** Material for this task **
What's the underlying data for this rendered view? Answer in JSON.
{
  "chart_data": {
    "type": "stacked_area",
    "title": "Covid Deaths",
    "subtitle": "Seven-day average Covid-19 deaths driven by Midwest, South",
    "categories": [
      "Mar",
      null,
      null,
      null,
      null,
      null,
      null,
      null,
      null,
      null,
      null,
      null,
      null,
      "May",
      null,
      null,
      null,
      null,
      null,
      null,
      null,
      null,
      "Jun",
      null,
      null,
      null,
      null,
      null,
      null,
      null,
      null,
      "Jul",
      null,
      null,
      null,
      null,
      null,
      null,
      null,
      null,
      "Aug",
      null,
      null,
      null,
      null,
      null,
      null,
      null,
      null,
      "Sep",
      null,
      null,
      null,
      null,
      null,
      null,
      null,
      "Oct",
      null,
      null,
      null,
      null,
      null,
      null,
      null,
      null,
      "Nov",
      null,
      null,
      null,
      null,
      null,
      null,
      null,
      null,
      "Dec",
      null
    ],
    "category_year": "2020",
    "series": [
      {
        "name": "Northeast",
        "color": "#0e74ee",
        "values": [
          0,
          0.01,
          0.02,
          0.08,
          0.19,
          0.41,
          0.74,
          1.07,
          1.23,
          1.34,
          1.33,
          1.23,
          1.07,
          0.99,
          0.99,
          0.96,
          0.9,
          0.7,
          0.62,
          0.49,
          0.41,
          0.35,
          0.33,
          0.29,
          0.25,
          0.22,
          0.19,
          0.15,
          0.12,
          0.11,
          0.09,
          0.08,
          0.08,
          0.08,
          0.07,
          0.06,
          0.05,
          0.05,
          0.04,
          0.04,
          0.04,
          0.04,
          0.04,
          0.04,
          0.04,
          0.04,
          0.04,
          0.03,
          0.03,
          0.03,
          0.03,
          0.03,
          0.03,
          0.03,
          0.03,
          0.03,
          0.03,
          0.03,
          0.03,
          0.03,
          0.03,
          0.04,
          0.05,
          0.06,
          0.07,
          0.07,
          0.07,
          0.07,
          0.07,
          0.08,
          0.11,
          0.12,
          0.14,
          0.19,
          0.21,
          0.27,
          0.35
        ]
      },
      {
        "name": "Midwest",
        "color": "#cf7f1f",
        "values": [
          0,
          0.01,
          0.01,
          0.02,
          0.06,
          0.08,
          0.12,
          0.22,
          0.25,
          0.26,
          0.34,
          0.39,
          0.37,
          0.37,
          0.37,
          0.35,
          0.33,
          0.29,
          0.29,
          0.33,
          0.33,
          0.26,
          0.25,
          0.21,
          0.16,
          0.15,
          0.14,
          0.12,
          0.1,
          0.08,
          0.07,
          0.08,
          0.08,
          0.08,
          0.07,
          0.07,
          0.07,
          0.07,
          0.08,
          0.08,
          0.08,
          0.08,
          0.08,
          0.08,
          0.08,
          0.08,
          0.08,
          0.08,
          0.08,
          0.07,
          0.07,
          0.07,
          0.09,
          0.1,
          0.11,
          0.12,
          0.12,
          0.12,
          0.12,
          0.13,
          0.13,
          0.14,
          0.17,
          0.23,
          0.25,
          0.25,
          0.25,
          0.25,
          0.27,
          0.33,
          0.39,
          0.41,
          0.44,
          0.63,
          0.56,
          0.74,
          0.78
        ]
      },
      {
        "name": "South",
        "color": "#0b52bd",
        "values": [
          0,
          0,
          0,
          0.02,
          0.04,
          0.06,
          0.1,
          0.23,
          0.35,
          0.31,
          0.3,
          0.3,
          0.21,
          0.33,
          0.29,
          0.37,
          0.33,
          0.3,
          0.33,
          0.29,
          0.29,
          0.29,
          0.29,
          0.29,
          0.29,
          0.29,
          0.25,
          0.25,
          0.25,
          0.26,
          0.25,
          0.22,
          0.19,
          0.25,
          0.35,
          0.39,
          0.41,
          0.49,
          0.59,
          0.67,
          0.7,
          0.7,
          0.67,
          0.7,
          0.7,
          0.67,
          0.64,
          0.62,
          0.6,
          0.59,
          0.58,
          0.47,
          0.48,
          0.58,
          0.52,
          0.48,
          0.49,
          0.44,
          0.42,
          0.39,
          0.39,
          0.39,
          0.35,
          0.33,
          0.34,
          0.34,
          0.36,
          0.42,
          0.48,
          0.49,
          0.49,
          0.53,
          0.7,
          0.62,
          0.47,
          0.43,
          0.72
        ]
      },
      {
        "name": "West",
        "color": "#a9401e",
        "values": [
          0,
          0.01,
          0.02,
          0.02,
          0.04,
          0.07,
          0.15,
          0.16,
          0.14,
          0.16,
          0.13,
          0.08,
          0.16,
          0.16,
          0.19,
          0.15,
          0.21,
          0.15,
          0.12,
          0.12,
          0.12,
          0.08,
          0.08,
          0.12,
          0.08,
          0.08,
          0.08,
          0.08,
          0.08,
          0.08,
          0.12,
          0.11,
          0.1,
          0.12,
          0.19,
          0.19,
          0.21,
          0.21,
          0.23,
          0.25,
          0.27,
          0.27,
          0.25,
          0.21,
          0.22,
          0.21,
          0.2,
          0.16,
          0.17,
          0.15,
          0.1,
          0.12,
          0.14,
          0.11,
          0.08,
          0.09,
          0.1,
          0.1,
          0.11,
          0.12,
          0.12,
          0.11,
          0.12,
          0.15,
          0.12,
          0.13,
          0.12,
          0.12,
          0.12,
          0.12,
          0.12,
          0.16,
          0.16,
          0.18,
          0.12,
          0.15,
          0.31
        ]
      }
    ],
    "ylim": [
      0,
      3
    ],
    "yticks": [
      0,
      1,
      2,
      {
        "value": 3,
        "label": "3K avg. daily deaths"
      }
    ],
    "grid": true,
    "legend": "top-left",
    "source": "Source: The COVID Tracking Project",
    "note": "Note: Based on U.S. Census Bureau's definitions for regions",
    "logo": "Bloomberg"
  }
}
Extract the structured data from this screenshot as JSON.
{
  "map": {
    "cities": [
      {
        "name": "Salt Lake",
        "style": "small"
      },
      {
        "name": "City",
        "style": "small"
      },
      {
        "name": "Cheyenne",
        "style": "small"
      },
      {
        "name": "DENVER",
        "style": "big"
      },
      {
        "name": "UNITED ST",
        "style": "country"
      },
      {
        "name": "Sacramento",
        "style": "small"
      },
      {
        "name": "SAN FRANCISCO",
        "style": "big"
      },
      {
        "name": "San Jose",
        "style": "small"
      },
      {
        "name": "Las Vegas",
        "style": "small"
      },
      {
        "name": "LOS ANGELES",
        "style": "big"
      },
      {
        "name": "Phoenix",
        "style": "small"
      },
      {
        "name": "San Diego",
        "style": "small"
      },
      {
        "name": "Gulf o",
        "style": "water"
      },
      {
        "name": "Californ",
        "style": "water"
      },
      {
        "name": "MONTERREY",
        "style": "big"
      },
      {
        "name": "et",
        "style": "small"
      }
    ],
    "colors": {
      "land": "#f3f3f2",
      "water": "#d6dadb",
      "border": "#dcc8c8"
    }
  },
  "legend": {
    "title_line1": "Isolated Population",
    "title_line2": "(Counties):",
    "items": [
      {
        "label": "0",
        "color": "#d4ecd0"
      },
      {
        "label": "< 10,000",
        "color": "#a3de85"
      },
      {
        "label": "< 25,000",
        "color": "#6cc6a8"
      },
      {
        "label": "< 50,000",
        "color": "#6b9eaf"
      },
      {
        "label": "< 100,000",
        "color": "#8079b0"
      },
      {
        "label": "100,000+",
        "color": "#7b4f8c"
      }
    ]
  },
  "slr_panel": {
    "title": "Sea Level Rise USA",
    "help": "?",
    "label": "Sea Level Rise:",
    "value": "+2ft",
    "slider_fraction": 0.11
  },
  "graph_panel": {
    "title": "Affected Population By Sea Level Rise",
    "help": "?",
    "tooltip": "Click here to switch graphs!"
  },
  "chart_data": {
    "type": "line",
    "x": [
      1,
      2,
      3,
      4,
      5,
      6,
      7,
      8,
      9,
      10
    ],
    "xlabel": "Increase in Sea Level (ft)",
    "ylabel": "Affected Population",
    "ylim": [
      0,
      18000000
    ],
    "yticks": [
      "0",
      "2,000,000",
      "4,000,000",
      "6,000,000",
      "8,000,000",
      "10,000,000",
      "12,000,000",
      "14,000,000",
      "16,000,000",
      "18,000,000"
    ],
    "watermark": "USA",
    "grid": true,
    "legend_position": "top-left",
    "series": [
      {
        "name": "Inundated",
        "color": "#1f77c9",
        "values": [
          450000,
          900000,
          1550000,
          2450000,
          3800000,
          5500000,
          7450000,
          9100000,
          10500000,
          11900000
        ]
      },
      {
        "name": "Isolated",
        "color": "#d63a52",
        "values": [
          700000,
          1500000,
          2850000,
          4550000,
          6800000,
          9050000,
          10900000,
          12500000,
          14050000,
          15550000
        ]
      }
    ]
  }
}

** Directions **
Check each line of the records for the word "Population", and show the lines that contain it.

** Task response **
    "title_line1": "Isolated Population",
    "title": "Affected Population By Sea Level Rise",
    "ylabel": "Affected Population",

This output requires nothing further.